INSTRUCTIONS FOR THE TASK: Transcribe all of the data exactly. Omit the pictures.

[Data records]
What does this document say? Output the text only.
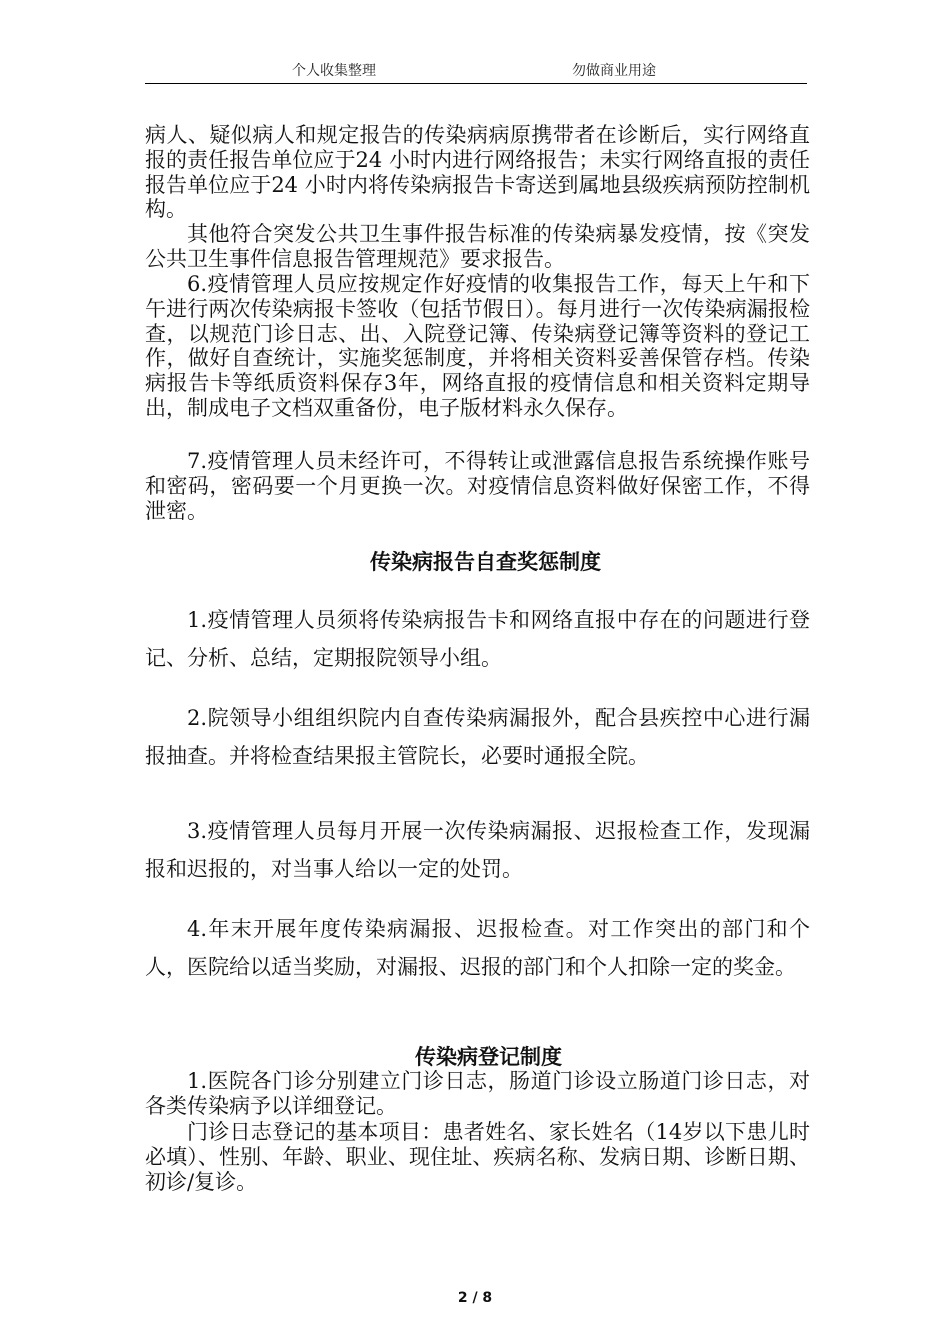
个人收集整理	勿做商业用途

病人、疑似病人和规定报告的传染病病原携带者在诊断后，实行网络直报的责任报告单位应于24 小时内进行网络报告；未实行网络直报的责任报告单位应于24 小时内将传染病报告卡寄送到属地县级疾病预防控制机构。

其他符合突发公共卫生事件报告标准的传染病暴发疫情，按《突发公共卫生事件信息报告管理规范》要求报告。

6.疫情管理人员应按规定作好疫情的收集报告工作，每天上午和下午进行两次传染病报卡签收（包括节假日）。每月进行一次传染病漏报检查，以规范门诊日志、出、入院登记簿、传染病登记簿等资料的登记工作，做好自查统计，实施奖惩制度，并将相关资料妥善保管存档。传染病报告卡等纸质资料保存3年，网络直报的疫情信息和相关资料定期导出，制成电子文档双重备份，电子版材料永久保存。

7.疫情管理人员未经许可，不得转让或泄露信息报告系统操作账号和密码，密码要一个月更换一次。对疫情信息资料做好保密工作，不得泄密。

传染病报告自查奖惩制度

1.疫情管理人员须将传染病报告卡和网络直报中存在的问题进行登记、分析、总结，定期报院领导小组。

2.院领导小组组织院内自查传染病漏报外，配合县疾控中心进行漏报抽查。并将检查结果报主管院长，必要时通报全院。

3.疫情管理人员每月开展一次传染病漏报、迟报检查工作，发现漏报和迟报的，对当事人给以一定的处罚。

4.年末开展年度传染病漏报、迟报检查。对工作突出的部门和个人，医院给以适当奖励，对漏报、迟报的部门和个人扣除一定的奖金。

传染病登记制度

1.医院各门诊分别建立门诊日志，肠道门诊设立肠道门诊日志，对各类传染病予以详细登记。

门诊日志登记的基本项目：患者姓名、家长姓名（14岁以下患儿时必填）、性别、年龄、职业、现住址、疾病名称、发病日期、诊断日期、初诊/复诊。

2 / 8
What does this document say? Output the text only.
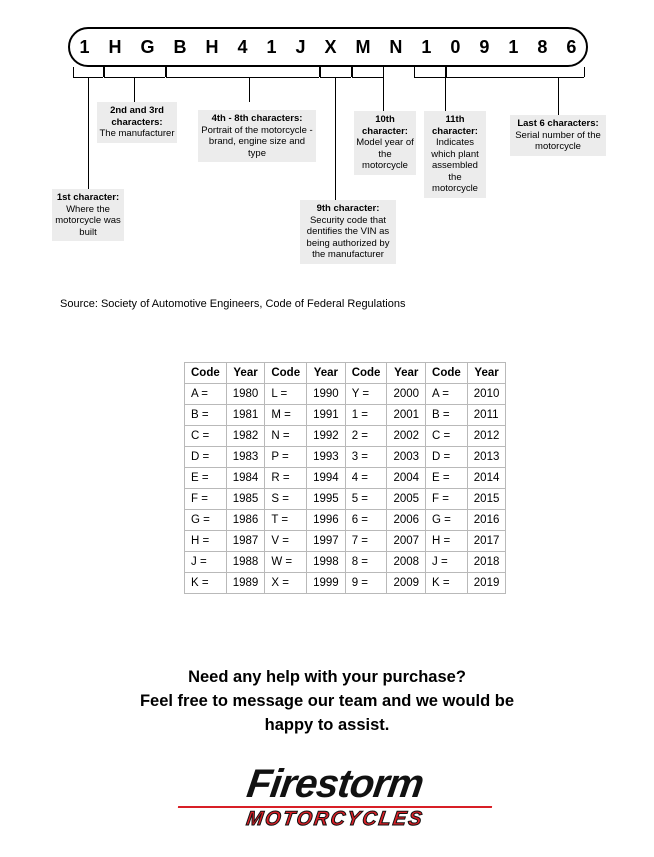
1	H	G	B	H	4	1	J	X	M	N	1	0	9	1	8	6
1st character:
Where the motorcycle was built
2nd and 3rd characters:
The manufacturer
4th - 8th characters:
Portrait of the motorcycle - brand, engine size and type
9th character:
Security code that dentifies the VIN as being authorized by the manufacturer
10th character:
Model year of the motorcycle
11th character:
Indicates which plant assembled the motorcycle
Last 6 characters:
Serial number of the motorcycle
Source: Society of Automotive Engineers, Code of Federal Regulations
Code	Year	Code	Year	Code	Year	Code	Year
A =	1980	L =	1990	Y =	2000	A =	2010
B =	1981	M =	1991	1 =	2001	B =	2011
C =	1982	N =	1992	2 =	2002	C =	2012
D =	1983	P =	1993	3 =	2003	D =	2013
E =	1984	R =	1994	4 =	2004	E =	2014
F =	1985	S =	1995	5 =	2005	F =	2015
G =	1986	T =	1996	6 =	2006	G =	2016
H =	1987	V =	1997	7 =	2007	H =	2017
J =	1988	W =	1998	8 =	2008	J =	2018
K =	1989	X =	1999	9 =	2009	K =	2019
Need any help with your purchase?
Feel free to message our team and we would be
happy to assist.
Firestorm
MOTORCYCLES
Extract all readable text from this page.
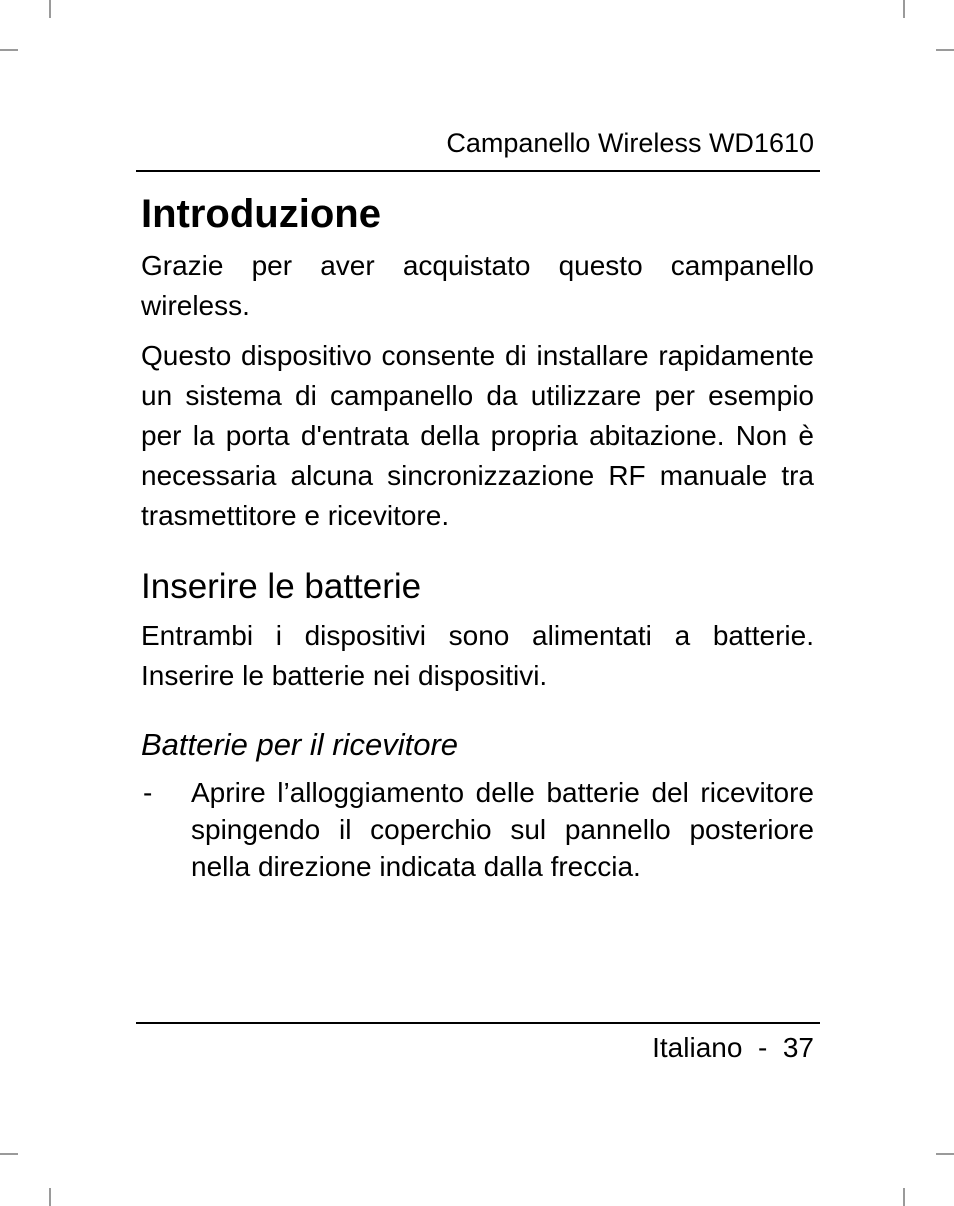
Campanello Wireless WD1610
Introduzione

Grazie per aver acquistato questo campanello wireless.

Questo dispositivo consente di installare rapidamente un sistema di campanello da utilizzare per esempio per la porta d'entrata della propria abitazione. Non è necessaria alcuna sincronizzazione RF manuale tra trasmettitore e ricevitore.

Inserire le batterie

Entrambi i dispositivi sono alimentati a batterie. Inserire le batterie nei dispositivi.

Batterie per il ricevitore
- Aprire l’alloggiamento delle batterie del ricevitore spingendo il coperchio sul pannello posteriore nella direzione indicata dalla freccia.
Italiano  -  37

ANSWER TO THIS EXERCISE:
What does this document say? Output the text only.
个人收集整理	勿做商业用途

病人、疑似病人和规定报告的传染病病原携带者在诊断后，实行网络直报的责任报告单位应于24 小时内进行网络报告；未实行网络直报的责任报告单位应于24 小时内将传染病报告卡寄送到属地县级疾病预防控制机构。

其他符合突发公共卫生事件报告标准的传染病暴发疫情，按《突发公共卫生事件信息报告管理规范》要求报告。

6.疫情管理人员应按规定作好疫情的收集报告工作，每天上午和下午进行两次传染病报卡签收（包括节假日）。每月进行一次传染病漏报检查，以规范门诊日志、出、入院登记簿、传染病登记簿等资料的登记工作，做好自查统计，实施奖惩制度，并将相关资料妥善保管存档。传染病报告卡等纸质资料保存3年，网络直报的疫情信息和相关资料定期导出，制成电子文档双重备份，电子版材料永久保存。

7.疫情管理人员未经许可，不得转让或泄露信息报告系统操作账号和密码，密码要一个月更换一次。对疫情信息资料做好保密工作，不得泄密。

传染病报告自查奖惩制度

1.疫情管理人员须将传染病报告卡和网络直报中存在的问题进行登记、分析、总结，定期报院领导小组。

2.院领导小组组织院内自查传染病漏报外，配合县疾控中心进行漏报抽查。并将检查结果报主管院长，必要时通报全院。

3.疫情管理人员每月开展一次传染病漏报、迟报检查工作，发现漏报和迟报的，对当事人给以一定的处罚。

4.年末开展年度传染病漏报、迟报检查。对工作突出的部门和个人，医院给以适当奖励，对漏报、迟报的部门和个人扣除一定的奖金。

传染病登记制度

1.医院各门诊分别建立门诊日志，肠道门诊设立肠道门诊日志，对各类传染病予以详细登记。

门诊日志登记的基本项目：患者姓名、家长姓名（14岁以下患儿时必填）、性别、年龄、职业、现住址、疾病名称、发病日期、诊断日期、初诊/复诊。

2 / 8
What does this document say? Output the text only.
1	H	G	B	H	4	1	J	X	M	N	1	0	9	1	8	6
1st character:
Where the motorcycle was built
2nd and 3rd characters:
The manufacturer
4th - 8th characters:
Portrait of the motorcycle - brand, engine size and type
9th character:
Security code that dentifies the VIN as being authorized by the manufacturer
10th character:
Model year of the motorcycle
11th character:
Indicates which plant assembled the motorcycle
Last 6 characters:
Serial number of the motorcycle
Source: Society of Automotive Engineers, Code of Federal Regulations
Code	Year	Code	Year	Code	Year	Code	Year
A =	1980	L =	1990	Y =	2000	A =	2010
B =	1981	M =	1991	1 =	2001	B =	2011
C =	1982	N =	1992	2 =	2002	C =	2012
D =	1983	P =	1993	3 =	2003	D =	2013
E =	1984	R =	1994	4 =	2004	E =	2014
F =	1985	S =	1995	5 =	2005	F =	2015
G =	1986	T =	1996	6 =	2006	G =	2016
H =	1987	V =	1997	7 =	2007	H =	2017
J =	1988	W =	1998	8 =	2008	J =	2018
K =	1989	X =	1999	9 =	2009	K =	2019
Need any help with your purchase?
Feel free to message our team and we would be
happy to assist.
Firestorm
MOTORCYCLES
Extract all readable text from this page.
Campanello Wireless WD1610
Introduzione

Grazie per aver acquistato questo campanello wireless.

Questo dispositivo consente di installare rapidamente un sistema di campanello da utilizzare per esempio per la porta d'entrata della propria abitazione. Non è necessaria alcuna sincronizzazione RF manuale tra trasmettitore e ricevitore.

Inserire le batterie

Entrambi i dispositivi sono alimentati a batterie. Inserire le batterie nei dispositivi.

Batterie per il ricevitore
- Aprire l’alloggiamento delle batterie del ricevitore spingendo il coperchio sul pannello posteriore nella direzione indicata dalla freccia.
Italiano  -  37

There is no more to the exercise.